Copy each line below without leaving any out.

(Stored items from a collection)

▬▬▬

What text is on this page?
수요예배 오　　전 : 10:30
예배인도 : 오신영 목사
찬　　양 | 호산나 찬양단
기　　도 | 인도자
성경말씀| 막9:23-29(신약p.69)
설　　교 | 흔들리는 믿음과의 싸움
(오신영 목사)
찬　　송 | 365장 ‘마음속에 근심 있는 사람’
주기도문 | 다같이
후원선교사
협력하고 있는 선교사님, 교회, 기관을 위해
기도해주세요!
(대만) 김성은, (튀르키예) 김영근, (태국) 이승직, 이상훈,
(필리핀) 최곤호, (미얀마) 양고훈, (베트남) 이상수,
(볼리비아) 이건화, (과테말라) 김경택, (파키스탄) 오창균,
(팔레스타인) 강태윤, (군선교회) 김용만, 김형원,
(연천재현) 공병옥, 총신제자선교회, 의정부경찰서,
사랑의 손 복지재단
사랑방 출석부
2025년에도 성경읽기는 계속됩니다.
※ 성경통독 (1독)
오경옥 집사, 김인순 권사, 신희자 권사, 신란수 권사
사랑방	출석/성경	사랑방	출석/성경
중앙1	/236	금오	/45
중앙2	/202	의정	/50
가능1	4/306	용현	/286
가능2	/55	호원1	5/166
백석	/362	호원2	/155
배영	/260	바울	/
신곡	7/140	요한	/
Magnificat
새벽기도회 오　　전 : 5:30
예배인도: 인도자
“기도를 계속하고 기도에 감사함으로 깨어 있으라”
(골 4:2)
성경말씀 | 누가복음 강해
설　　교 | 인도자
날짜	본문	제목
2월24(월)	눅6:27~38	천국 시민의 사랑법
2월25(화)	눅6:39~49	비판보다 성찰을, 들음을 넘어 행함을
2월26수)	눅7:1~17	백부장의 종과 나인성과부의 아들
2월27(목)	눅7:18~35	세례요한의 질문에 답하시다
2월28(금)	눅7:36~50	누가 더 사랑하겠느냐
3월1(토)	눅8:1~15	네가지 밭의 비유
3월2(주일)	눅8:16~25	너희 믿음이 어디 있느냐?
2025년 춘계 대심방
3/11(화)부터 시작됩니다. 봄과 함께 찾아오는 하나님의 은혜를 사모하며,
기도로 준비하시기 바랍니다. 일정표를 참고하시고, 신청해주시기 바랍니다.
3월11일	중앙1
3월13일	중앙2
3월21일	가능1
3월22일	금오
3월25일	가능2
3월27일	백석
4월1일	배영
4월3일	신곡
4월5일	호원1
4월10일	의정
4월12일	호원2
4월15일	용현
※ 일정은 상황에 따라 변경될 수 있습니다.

▬▬▬

SOLUTION FOR THIS PROBLEM
What text is on this page?
수요예배 오　　전 : 10:30
예배인도 : 오신영 목사
찬　　양 | 호산나 찬양단
기　　도 | 인도자
성경말씀| 막9:23-29(신약p.69)
설　　교 | 흔들리는 믿음과의 싸움
(오신영 목사)
찬　　송 | 365장 ‘마음속에 근심 있는 사람’
주기도문 | 다같이
후원선교사
협력하고 있는 선교사님, 교회, 기관을 위해
기도해주세요!
(대만) 김성은, (튀르키예) 김영근, (태국) 이승직, 이상훈,
(필리핀) 최곤호, (미얀마) 양고훈, (베트남) 이상수,
(볼리비아) 이건화, (과테말라) 김경택, (파키스탄) 오창균,
(팔레스타인) 강태윤, (군선교회) 김용만, 김형원,
(연천재현) 공병옥, 총신제자선교회, 의정부경찰서,
사랑의 손 복지재단
사랑방 출석부
2025년에도 성경읽기는 계속됩니다.
※ 성경통독 (1독)
오경옥 집사, 김인순 권사, 신희자 권사, 신란수 권사
사랑방	출석/성경	사랑방	출석/성경
중앙1	/236	금오	/45
중앙2	/202	의정	/50
가능1	4/306	용현	/286
가능2	/55	호원1	5/166
백석	/362	호원2	/155
배영	/260	바울	/
신곡	7/140	요한	/
Magnificat
새벽기도회 오　　전 : 5:30
예배인도: 인도자
“기도를 계속하고 기도에 감사함으로 깨어 있으라”
(골 4:2)
성경말씀 | 누가복음 강해
설　　교 | 인도자
날짜	본문	제목
2월24(월)	눅6:27~38	천국 시민의 사랑법
2월25(화)	눅6:39~49	비판보다 성찰을, 들음을 넘어 행함을
2월26수)	눅7:1~17	백부장의 종과 나인성과부의 아들
2월27(목)	눅7:18~35	세례요한의 질문에 답하시다
2월28(금)	눅7:36~50	누가 더 사랑하겠느냐
3월1(토)	눅8:1~15	네가지 밭의 비유
3월2(주일)	눅8:16~25	너희 믿음이 어디 있느냐?
2025년 춘계 대심방
3/11(화)부터 시작됩니다. 봄과 함께 찾아오는 하나님의 은혜를 사모하며,
기도로 준비하시기 바랍니다. 일정표를 참고하시고, 신청해주시기 바랍니다.
3월11일	중앙1
3월13일	중앙2
3월21일	가능1
3월22일	금오
3월25일	가능2
3월27일	백석
4월1일	배영
4월3일	신곡
4월5일	호원1
4월10일	의정
4월12일	호원2
4월15일	용현
※ 일정은 상황에 따라 변경될 수 있습니다.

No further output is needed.